### Provided data
/---
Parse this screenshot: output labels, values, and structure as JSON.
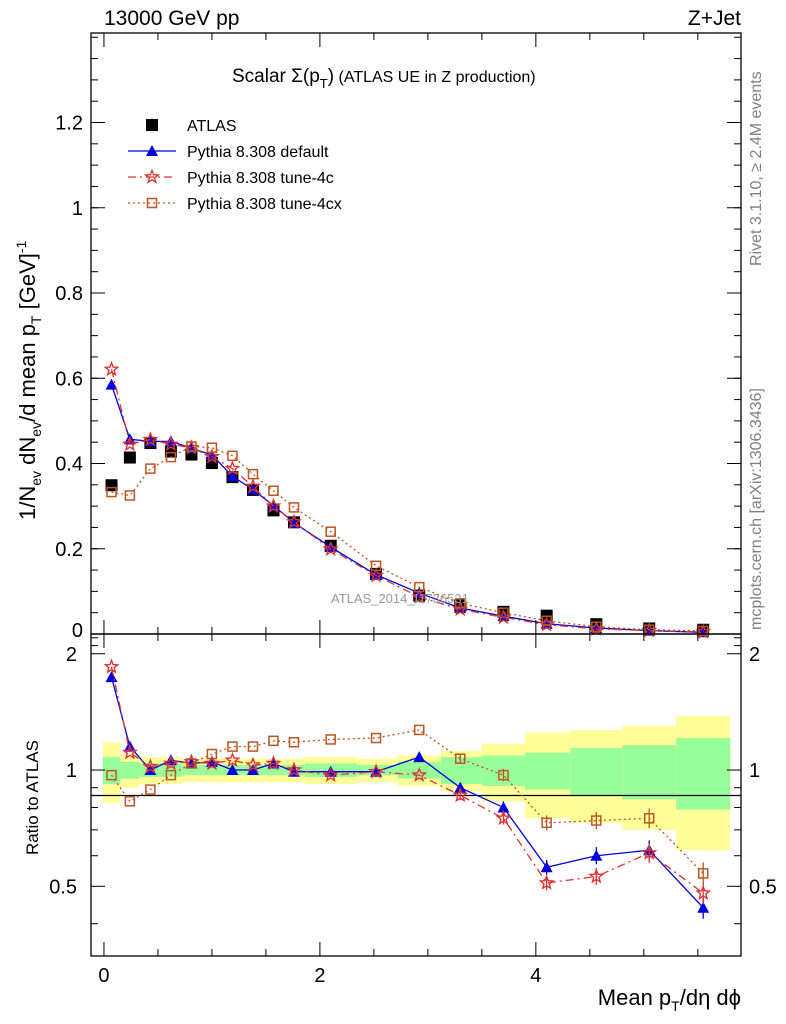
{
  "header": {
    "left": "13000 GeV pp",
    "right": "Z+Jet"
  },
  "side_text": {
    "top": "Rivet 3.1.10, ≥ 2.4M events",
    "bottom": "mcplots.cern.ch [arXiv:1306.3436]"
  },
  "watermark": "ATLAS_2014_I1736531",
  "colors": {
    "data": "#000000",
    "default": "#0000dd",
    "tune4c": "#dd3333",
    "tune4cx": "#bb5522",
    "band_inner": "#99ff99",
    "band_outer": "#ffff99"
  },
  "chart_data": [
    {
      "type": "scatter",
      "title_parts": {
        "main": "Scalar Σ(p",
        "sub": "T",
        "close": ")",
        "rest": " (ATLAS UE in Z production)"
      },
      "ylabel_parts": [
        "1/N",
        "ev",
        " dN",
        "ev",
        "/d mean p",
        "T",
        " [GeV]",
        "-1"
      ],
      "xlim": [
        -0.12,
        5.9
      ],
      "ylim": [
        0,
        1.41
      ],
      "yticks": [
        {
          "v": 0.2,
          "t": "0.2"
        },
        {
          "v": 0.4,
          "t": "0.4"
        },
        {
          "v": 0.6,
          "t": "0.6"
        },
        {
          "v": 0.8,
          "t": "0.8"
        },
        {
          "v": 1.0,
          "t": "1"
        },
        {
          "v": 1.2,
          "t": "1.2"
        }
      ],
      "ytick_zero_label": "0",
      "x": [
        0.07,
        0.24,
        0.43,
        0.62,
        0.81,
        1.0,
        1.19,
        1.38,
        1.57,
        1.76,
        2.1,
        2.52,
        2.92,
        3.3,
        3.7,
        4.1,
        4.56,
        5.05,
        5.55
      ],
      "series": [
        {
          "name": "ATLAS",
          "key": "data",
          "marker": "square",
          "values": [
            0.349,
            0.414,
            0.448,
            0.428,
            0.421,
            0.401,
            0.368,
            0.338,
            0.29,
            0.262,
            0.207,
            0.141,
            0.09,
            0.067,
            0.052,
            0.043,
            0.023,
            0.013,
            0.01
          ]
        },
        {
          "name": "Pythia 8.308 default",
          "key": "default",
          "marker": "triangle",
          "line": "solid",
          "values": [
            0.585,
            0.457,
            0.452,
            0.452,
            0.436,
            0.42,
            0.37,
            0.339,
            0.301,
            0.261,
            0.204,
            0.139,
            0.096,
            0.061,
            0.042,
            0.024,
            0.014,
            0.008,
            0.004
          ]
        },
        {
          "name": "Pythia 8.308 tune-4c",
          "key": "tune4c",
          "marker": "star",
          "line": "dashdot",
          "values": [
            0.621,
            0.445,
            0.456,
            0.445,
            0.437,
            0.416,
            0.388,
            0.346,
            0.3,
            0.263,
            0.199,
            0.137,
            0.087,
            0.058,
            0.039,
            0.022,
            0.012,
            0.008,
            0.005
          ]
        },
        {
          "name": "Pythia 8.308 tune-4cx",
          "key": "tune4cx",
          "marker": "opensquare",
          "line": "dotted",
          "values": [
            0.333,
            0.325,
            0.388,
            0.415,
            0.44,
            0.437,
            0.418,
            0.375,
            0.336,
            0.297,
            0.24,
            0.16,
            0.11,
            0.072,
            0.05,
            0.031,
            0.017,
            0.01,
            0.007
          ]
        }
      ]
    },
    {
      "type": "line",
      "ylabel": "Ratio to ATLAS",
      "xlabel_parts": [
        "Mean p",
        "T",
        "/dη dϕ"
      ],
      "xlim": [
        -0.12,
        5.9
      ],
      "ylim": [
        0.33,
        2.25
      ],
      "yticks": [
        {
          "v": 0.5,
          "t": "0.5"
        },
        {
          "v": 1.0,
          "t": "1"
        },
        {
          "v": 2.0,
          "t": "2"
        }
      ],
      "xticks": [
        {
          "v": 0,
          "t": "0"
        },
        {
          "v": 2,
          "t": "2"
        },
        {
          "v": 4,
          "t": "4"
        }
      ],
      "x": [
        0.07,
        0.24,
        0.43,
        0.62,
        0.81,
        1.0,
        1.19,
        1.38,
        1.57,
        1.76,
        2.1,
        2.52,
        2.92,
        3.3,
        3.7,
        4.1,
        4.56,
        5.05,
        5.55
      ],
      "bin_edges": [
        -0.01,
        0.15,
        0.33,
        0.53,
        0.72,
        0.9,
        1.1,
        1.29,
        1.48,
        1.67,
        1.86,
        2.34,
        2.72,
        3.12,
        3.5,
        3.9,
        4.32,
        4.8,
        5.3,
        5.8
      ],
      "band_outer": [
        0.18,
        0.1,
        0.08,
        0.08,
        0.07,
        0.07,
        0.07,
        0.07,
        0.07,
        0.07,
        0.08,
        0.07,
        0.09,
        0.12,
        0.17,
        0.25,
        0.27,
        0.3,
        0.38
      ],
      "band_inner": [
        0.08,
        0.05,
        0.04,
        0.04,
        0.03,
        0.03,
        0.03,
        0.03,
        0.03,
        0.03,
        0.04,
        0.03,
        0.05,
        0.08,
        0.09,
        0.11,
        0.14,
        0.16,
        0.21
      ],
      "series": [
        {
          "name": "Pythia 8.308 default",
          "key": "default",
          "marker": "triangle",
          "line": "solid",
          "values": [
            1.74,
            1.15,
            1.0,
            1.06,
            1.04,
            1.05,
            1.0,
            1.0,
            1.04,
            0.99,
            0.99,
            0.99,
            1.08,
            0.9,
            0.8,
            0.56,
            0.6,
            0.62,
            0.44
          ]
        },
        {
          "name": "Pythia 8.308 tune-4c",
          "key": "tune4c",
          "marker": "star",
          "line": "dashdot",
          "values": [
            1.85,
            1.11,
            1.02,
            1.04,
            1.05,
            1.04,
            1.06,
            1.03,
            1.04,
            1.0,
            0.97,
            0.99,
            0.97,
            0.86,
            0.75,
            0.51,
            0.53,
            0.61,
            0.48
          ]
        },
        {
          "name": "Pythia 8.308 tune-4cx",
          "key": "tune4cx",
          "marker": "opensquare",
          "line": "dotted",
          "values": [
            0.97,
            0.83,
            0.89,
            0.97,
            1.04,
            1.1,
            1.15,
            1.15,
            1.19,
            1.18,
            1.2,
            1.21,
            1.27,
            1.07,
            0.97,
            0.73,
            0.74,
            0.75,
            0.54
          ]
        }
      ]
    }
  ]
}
\---
/---
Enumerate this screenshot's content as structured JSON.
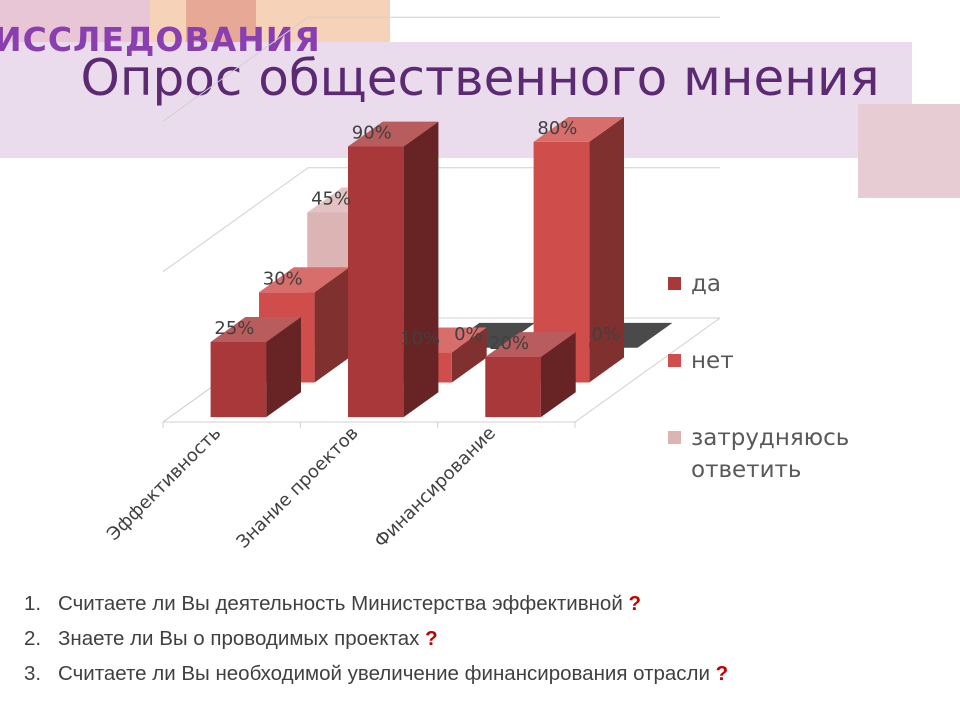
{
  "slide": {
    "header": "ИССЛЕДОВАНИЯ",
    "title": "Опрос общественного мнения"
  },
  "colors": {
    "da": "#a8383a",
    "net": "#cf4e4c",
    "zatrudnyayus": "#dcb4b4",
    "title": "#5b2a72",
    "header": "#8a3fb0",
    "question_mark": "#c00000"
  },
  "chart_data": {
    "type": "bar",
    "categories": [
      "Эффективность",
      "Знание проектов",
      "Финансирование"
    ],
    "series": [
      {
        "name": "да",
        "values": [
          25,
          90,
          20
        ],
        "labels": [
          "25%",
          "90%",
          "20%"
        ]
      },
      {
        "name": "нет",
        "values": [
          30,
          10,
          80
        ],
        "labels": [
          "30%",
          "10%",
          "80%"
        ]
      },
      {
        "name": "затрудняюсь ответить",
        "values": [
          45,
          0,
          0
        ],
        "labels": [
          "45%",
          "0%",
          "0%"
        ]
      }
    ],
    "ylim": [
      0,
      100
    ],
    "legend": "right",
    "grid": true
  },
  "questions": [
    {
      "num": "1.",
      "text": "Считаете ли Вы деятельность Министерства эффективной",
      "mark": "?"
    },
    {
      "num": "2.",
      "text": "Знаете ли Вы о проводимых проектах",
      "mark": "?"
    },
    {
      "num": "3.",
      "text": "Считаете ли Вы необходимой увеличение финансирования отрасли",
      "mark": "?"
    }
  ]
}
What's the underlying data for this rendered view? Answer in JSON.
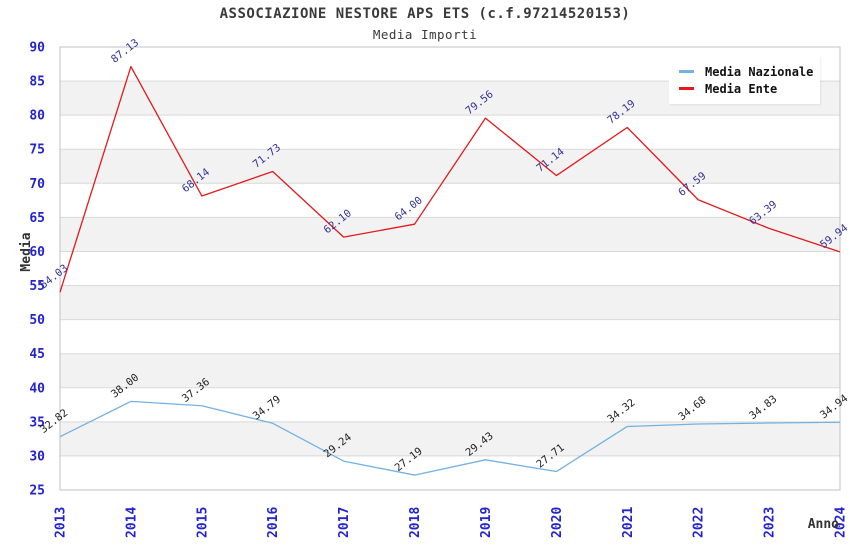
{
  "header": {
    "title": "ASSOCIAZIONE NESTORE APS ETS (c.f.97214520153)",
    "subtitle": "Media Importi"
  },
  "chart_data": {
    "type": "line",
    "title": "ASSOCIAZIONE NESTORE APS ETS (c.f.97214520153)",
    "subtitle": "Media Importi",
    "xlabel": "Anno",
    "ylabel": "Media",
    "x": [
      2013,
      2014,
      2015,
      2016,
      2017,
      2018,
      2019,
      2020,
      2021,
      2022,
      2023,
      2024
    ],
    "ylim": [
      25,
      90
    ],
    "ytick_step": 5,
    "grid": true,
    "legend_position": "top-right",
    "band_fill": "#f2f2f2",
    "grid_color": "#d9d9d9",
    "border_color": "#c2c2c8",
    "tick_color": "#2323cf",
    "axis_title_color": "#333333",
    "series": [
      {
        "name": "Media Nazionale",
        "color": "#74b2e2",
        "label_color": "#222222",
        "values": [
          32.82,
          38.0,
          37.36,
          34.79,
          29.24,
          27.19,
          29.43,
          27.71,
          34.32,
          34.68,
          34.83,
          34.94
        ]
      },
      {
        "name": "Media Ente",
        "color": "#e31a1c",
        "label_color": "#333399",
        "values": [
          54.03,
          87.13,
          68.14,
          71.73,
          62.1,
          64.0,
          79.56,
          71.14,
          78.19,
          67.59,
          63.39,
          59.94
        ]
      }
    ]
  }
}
\---
Work through the records above line by line and count those that hold the string "Importi". Give only the result.

### Solution to the exercise
2